Reproduce everything from "I have a couple" down to "no button placket." in the Maya top review, changing "to-do list" to "wish list".

§ **EXTRACT TO READ**:
-- START --
The second in my series of woven tees is another popular choice – the Maya top from designer Marilla Walker. It’s actually both a top and a dress and after this version I may well try out the dress.
I have a couple of patterns by Marilla Walker and they have been on my to-do list for ages. The Isca shirtdress is absolutely up my street (check out this amazing version by Marilla herself) and the Roberts dungarees have also been super-popular, but I just haven’t quite got around to stitching them up yet. Autumn, here I come! Meanwhile, the Maya top is influenced by Marilla’s Central American background and is based on the traditional Guatemalan Huipil. It’s a cap sleeve dress or top that is designed to hang well from the shoulders and have a wide fit from the bust down. I made the most simple version of the top, with no button placket.
I decided to make it in this gorgeous slate blue rayon linen from District Fabrics (yes, I’m still on a solids kick). It’s soooo soft and silky and has the absolutely perfect amount of drape for this top without being too wispy. It does still have body and that’s good, because I wanted it to feel substantial, even if airy.
-- END --
§ **EXTRACTED ENTRIES**:
-- START --
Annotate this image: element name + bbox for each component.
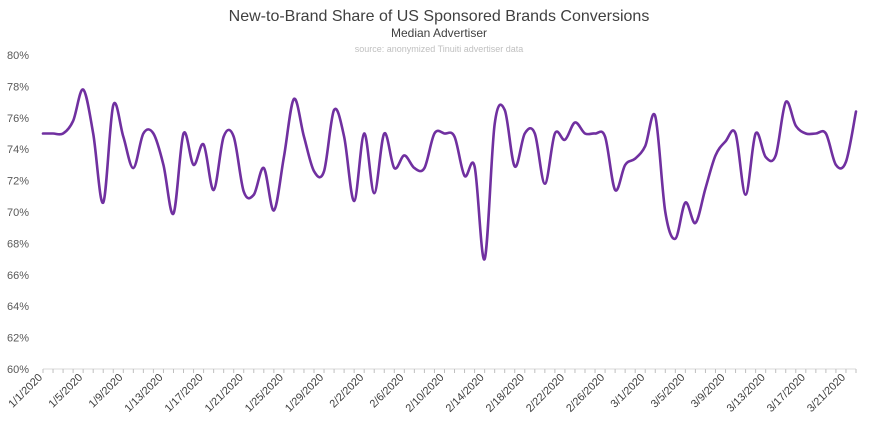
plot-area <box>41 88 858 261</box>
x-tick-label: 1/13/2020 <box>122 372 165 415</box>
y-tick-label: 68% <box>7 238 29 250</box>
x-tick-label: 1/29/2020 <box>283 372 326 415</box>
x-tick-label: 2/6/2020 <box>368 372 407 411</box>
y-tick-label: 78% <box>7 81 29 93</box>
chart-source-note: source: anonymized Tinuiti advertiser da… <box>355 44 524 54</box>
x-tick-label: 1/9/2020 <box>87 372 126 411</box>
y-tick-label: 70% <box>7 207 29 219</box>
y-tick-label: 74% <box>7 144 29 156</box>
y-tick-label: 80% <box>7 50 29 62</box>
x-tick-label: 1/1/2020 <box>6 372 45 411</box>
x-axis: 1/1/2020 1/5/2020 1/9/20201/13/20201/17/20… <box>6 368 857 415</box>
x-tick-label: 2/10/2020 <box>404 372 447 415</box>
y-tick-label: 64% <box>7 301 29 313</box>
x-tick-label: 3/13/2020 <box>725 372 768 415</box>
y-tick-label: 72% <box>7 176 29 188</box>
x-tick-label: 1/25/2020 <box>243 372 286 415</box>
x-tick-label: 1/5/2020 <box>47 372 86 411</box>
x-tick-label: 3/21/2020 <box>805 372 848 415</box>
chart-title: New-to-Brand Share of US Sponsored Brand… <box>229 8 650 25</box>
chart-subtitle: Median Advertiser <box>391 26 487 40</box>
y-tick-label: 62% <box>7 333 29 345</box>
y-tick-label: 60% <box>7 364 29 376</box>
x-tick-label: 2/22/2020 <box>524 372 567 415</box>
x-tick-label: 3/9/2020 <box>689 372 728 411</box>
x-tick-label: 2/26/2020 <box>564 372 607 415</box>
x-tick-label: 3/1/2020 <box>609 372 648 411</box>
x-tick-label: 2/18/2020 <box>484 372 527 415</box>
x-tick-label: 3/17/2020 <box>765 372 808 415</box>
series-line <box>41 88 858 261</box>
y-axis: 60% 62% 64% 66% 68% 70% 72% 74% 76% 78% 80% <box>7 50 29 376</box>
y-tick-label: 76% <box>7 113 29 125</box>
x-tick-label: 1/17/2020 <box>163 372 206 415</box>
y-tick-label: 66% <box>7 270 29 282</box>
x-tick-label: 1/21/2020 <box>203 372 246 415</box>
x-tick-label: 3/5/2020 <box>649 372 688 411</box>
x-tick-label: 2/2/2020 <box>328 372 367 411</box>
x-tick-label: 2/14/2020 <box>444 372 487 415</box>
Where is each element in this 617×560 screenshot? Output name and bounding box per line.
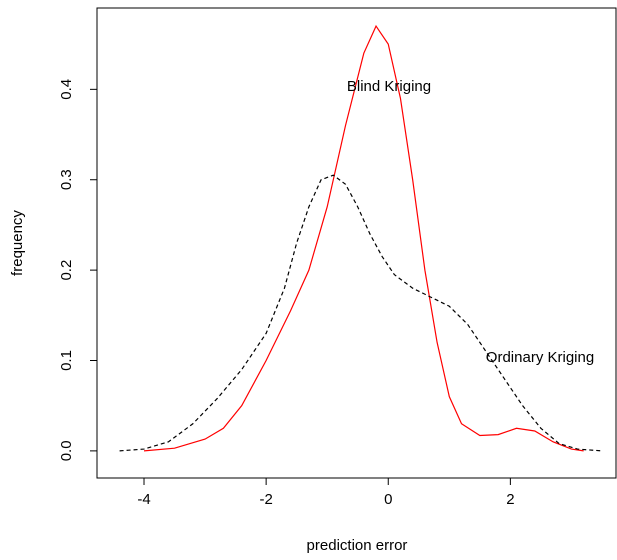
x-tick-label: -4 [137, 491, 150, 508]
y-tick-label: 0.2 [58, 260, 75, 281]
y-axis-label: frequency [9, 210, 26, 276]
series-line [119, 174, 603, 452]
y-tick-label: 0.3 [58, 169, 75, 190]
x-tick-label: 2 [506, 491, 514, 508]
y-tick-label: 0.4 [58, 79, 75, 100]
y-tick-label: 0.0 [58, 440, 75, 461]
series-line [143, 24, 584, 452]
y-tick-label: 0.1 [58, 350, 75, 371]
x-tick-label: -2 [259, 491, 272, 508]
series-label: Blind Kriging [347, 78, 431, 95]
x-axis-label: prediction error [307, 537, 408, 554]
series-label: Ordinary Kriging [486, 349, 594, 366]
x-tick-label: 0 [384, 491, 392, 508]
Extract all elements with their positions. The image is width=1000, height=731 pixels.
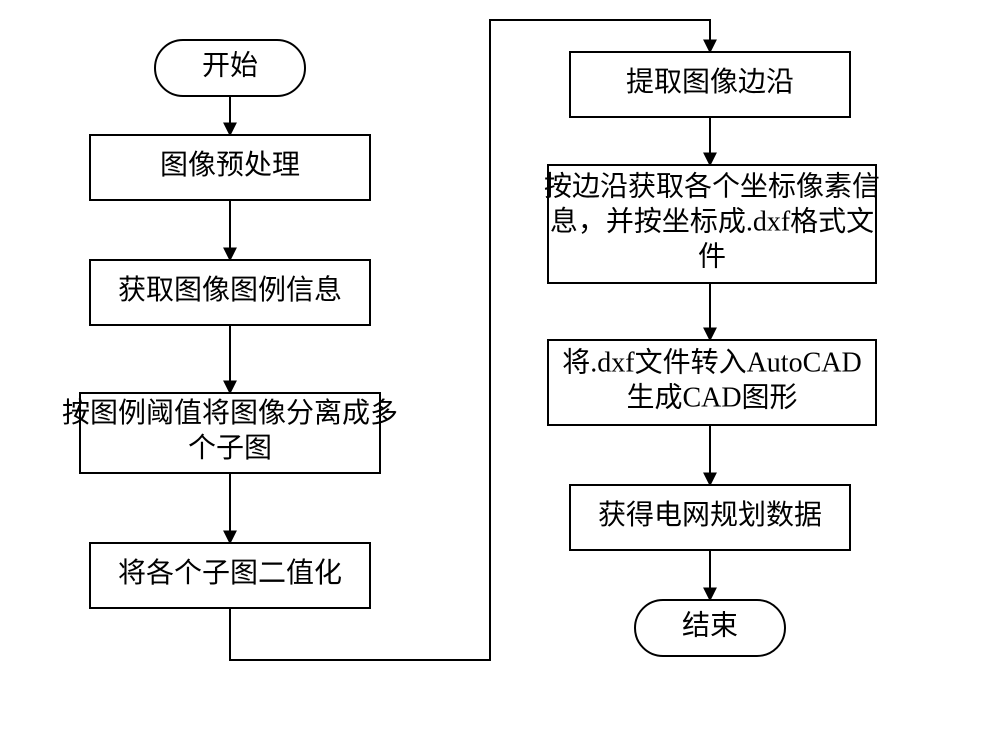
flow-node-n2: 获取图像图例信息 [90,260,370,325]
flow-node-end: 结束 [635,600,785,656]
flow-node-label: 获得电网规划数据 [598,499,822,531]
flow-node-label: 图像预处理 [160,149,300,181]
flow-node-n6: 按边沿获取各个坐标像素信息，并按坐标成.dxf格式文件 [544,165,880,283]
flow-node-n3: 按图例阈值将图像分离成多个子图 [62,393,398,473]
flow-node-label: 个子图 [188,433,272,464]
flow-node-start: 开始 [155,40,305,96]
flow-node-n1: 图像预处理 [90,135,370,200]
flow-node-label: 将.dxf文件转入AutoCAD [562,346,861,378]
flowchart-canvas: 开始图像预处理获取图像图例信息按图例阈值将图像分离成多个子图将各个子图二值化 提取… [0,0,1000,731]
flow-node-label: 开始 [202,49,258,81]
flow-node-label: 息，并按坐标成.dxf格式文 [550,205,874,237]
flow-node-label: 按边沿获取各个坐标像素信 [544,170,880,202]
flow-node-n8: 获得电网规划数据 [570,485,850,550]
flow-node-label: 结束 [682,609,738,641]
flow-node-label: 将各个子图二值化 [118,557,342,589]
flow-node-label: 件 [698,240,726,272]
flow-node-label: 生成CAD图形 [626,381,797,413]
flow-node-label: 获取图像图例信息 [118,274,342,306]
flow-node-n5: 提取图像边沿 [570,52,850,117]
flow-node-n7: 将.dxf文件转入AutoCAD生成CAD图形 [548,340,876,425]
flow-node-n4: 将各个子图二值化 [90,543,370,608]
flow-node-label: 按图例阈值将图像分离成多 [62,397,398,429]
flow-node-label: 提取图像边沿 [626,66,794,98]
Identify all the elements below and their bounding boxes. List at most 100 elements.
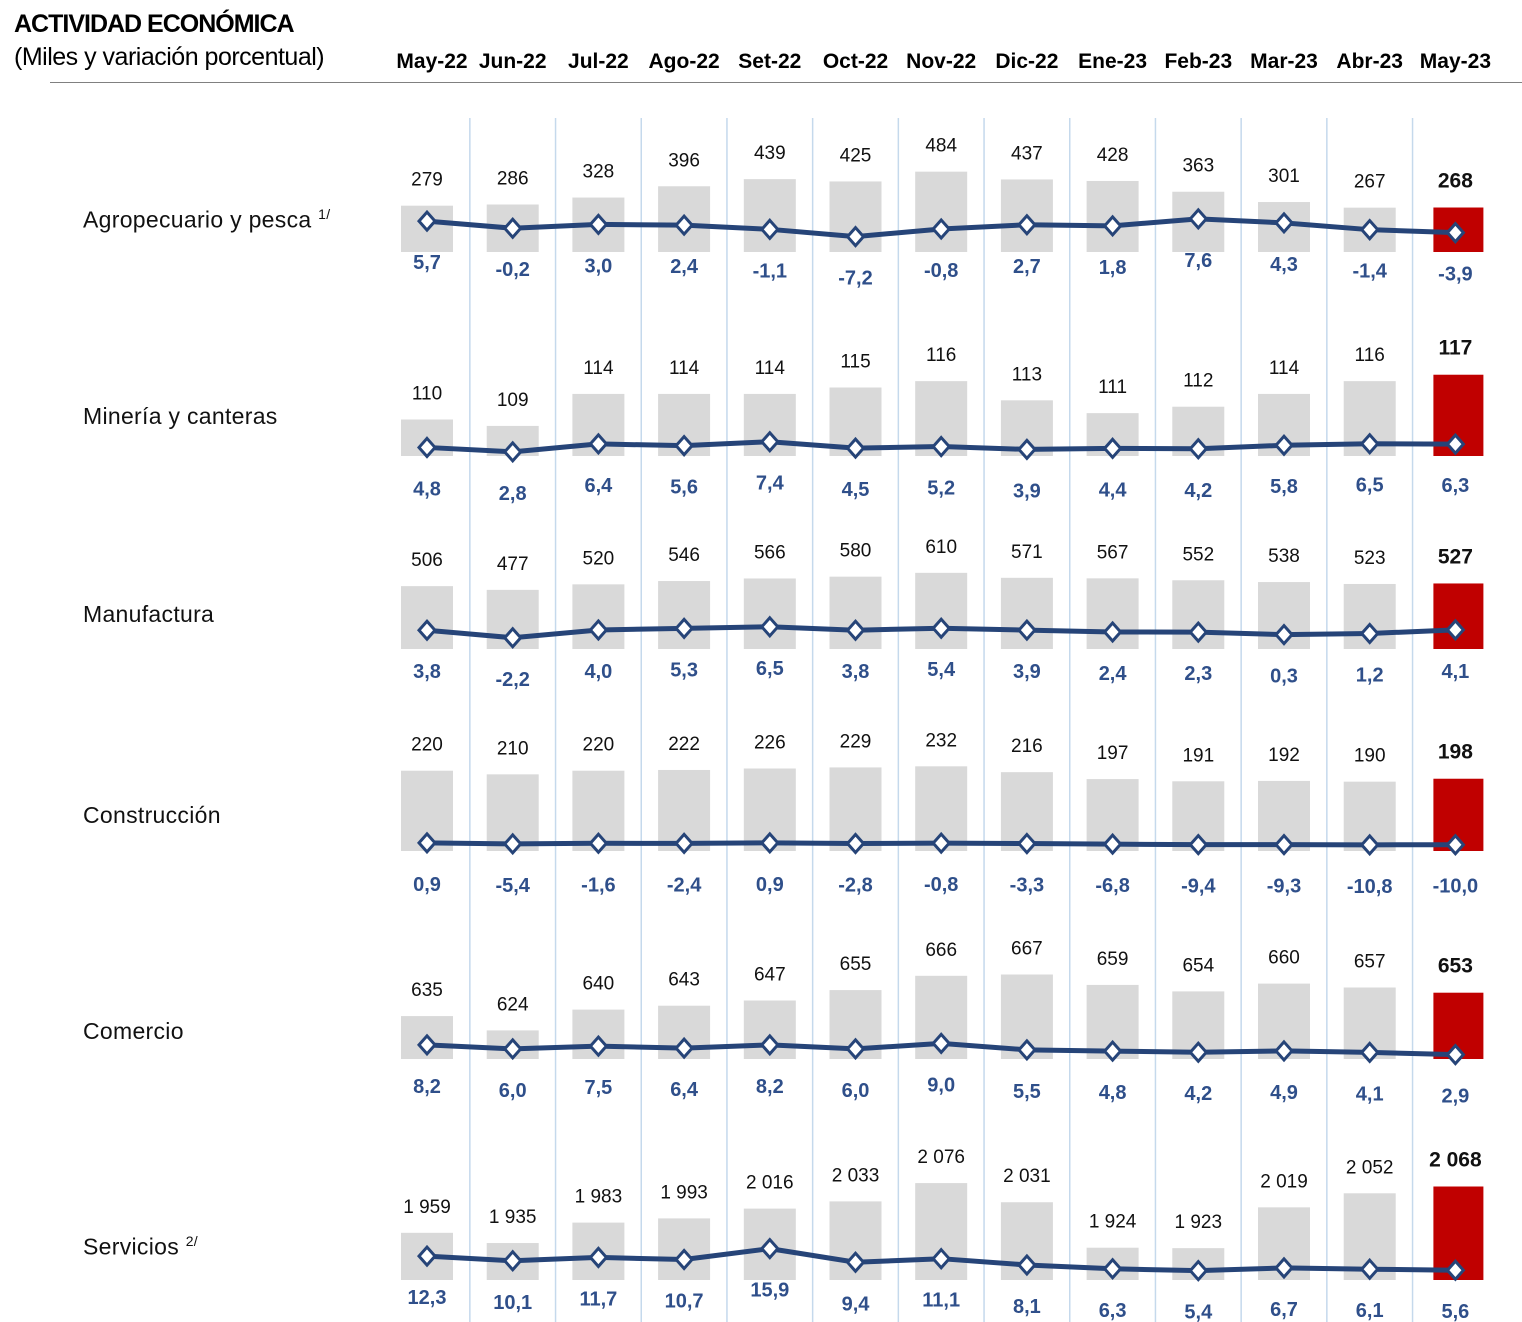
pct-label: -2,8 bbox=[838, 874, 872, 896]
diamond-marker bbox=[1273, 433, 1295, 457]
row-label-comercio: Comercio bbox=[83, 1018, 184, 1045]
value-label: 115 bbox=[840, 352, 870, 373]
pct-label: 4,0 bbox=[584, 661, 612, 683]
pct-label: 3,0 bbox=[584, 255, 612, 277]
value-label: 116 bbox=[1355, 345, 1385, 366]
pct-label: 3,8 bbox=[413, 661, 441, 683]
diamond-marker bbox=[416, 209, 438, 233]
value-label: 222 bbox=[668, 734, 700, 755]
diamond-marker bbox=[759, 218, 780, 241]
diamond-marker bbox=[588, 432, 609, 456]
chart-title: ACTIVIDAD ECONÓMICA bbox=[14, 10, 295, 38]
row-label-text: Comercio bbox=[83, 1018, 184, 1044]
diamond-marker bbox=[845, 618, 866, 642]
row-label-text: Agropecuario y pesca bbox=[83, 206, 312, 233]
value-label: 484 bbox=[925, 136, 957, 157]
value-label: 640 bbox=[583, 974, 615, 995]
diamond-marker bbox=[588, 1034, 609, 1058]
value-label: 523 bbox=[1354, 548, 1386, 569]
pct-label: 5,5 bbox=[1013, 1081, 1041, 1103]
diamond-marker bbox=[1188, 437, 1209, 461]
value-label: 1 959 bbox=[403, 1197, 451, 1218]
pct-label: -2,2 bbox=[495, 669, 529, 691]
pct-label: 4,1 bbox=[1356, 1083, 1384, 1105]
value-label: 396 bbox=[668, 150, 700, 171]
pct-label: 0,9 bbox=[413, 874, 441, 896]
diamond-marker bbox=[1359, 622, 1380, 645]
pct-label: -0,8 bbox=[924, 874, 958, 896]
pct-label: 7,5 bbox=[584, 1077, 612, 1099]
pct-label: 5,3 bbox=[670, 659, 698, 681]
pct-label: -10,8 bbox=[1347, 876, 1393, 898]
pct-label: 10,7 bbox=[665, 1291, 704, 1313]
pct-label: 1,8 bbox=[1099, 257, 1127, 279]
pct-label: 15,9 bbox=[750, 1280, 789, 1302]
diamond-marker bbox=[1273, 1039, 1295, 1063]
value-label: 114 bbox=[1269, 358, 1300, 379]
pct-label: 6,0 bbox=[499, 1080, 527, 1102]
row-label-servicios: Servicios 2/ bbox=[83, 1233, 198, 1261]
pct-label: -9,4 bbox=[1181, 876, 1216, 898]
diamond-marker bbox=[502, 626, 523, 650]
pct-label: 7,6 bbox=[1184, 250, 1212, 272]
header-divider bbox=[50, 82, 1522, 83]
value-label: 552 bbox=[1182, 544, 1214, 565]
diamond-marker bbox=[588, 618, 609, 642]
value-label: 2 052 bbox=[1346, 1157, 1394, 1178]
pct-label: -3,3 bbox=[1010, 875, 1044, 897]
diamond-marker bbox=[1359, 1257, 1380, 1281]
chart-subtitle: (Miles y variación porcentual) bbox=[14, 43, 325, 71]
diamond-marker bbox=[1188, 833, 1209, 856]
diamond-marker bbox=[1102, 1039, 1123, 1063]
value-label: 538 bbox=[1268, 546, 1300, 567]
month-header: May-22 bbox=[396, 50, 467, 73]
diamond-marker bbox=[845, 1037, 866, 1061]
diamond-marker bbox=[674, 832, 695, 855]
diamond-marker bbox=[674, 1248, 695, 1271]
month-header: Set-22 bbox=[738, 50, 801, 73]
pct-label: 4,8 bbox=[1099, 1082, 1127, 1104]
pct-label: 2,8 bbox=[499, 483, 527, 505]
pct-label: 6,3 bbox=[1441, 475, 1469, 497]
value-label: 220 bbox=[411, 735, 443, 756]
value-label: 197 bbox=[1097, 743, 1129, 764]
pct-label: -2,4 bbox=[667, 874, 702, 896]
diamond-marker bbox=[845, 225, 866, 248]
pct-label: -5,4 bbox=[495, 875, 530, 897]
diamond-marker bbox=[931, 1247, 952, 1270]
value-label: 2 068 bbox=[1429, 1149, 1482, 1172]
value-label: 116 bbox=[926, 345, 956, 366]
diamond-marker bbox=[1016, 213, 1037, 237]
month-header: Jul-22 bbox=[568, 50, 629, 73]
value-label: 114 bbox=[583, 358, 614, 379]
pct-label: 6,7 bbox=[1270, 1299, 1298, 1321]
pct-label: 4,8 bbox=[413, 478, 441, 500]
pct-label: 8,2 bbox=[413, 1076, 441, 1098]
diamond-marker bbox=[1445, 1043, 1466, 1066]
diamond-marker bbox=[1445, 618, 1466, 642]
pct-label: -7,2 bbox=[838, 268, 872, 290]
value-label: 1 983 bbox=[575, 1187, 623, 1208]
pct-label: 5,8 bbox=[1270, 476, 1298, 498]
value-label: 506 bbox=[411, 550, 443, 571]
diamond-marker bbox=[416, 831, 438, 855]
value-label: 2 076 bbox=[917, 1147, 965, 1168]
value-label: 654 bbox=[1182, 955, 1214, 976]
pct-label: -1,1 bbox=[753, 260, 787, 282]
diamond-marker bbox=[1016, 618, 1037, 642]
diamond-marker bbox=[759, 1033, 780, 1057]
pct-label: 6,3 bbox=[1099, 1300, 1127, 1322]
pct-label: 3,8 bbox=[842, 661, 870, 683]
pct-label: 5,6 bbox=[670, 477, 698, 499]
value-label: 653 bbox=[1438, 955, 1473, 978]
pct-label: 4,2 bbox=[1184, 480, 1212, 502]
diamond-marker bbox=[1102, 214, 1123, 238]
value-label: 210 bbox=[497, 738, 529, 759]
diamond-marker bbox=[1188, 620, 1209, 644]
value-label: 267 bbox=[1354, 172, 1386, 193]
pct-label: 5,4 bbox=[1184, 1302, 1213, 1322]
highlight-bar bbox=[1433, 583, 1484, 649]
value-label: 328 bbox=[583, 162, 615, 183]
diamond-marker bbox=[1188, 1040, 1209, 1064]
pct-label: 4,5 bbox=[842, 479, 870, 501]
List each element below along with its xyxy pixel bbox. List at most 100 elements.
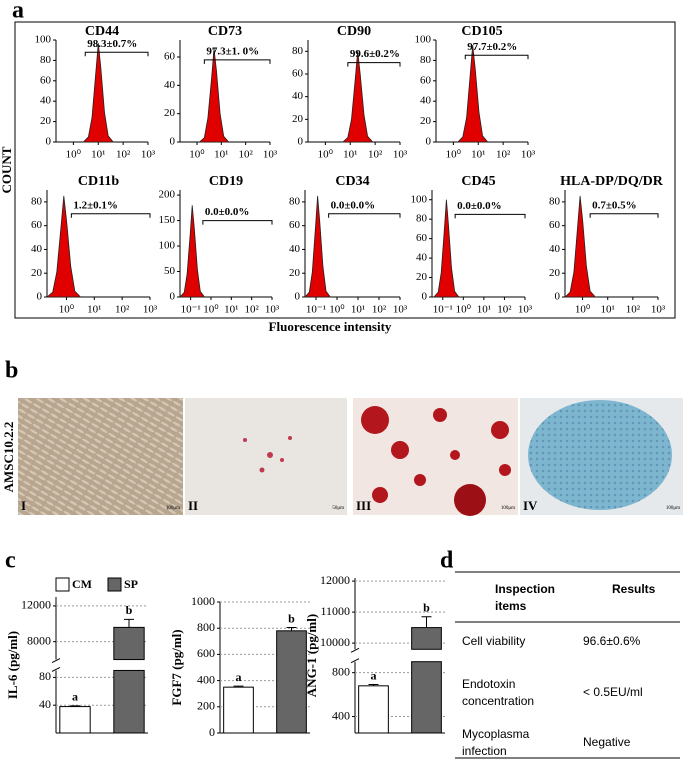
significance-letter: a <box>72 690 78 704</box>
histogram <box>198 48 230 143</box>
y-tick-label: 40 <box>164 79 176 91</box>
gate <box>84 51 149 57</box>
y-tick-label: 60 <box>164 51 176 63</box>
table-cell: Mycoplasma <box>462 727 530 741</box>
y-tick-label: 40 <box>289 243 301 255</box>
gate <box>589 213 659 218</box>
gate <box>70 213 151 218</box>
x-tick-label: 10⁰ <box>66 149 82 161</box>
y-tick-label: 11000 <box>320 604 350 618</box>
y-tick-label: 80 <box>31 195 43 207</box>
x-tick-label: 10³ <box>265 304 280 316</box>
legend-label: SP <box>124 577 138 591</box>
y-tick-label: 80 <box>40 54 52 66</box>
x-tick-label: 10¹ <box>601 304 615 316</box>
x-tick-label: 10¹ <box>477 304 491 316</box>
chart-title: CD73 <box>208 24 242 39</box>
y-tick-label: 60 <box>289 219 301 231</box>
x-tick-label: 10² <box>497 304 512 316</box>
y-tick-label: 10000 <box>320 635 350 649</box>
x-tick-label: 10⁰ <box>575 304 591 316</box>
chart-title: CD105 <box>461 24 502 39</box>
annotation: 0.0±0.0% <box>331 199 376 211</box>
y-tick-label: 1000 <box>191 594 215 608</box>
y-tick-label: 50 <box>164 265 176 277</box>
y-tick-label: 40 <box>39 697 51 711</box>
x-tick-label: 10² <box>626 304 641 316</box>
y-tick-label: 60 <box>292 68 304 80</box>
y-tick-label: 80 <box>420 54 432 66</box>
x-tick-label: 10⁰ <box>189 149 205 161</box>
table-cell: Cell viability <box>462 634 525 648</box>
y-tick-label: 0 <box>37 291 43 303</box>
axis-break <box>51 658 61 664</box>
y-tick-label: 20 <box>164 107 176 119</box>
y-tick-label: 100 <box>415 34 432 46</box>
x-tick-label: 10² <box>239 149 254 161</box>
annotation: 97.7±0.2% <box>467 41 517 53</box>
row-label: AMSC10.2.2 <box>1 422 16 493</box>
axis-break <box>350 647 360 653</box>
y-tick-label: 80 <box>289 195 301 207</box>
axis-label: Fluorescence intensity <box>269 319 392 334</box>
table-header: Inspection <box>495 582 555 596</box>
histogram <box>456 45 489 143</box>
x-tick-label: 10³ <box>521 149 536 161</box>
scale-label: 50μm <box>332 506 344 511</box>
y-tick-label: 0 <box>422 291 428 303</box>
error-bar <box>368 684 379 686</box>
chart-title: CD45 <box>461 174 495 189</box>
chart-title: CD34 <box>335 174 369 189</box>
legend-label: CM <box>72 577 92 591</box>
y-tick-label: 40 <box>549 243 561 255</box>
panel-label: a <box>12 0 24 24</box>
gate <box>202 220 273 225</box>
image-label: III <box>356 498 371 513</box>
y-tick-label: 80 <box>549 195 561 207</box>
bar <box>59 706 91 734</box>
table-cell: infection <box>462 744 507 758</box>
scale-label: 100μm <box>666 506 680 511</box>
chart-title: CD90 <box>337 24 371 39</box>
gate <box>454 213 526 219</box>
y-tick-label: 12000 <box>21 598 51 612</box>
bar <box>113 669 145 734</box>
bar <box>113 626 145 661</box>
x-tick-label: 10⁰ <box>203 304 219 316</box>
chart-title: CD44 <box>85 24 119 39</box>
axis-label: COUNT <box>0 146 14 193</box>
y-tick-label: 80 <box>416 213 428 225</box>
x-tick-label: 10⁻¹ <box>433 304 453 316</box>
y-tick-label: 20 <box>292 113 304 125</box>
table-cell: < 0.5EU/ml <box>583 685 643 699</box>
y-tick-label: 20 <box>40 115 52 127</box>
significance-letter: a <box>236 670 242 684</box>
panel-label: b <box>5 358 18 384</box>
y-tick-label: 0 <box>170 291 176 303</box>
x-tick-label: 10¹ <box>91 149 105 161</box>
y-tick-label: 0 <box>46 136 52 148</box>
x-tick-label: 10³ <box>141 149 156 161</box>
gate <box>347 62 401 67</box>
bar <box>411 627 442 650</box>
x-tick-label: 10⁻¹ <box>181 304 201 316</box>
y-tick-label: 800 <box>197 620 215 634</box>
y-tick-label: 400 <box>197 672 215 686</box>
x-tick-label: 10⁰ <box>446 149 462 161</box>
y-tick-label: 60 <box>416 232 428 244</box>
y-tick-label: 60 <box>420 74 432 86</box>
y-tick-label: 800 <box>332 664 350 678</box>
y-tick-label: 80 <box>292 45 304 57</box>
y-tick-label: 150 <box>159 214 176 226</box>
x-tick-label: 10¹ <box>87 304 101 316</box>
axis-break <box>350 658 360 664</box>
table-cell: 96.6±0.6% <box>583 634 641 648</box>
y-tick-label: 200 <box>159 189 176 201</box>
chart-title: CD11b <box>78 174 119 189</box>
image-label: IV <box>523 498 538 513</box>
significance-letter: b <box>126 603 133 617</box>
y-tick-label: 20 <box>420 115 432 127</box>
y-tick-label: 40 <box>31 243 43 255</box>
-- END --
§ **COMPLETED TASK**:
I have a couple of patterns by Marilla Walker and they have been on my wish list for ages. The Isca shirtdress is absolutely up my street (check out this amazing version by Marilla herself) and the Roberts dungarees have also been super-popular, but I just haven’t quite got around to stitching them up yet. Autumn, here I come! Meanwhile, the Maya top is influenced by Marilla’s Central American background and is based on the traditional Guatemalan Huipil. It’s a cap sleeve dress or top that is designed to hang well from the shoulders and have a wide fit from the bust down. I made the most simple version of the top, with no button placket.